====== Data records ======

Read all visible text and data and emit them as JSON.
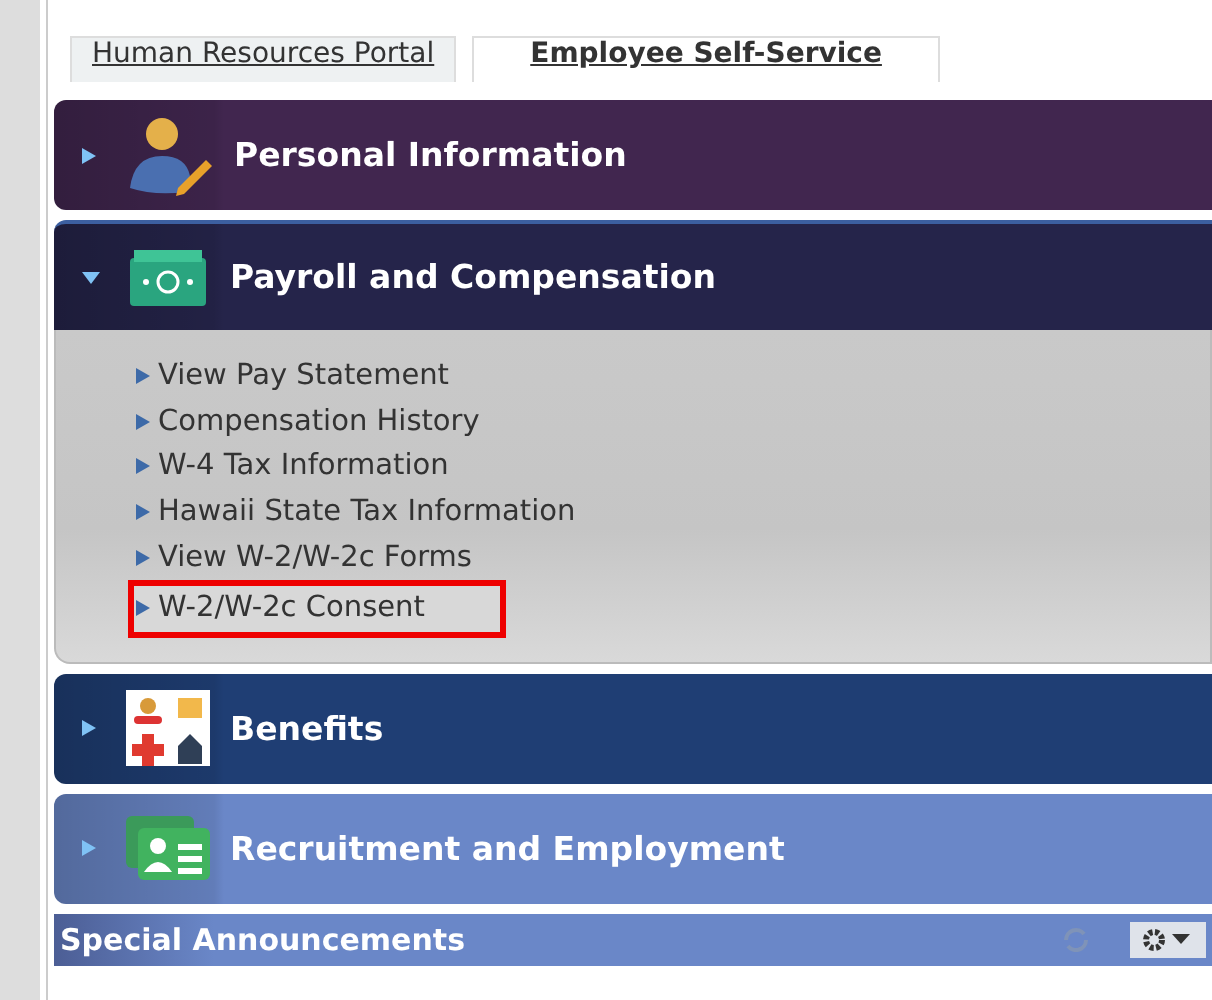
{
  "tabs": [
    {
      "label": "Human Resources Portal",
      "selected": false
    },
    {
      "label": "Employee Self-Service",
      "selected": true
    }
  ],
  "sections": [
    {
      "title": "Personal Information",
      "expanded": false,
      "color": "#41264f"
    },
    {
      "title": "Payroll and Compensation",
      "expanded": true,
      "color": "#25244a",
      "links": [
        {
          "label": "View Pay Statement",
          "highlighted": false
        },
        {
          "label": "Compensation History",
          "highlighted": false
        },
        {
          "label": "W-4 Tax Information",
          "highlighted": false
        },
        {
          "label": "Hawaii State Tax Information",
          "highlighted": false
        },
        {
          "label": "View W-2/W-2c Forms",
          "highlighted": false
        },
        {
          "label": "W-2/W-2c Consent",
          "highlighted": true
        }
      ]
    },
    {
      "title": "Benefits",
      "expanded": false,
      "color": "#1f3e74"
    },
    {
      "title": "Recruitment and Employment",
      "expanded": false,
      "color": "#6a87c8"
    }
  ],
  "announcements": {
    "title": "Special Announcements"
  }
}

======

> Exercise:
Check every line of the data, and copy the ones that contain "color".

> Solved exercise:
      "color": "#41264f"
      "color": "#25244a",
      "color": "#1f3e74"
      "color": "#6a87c8"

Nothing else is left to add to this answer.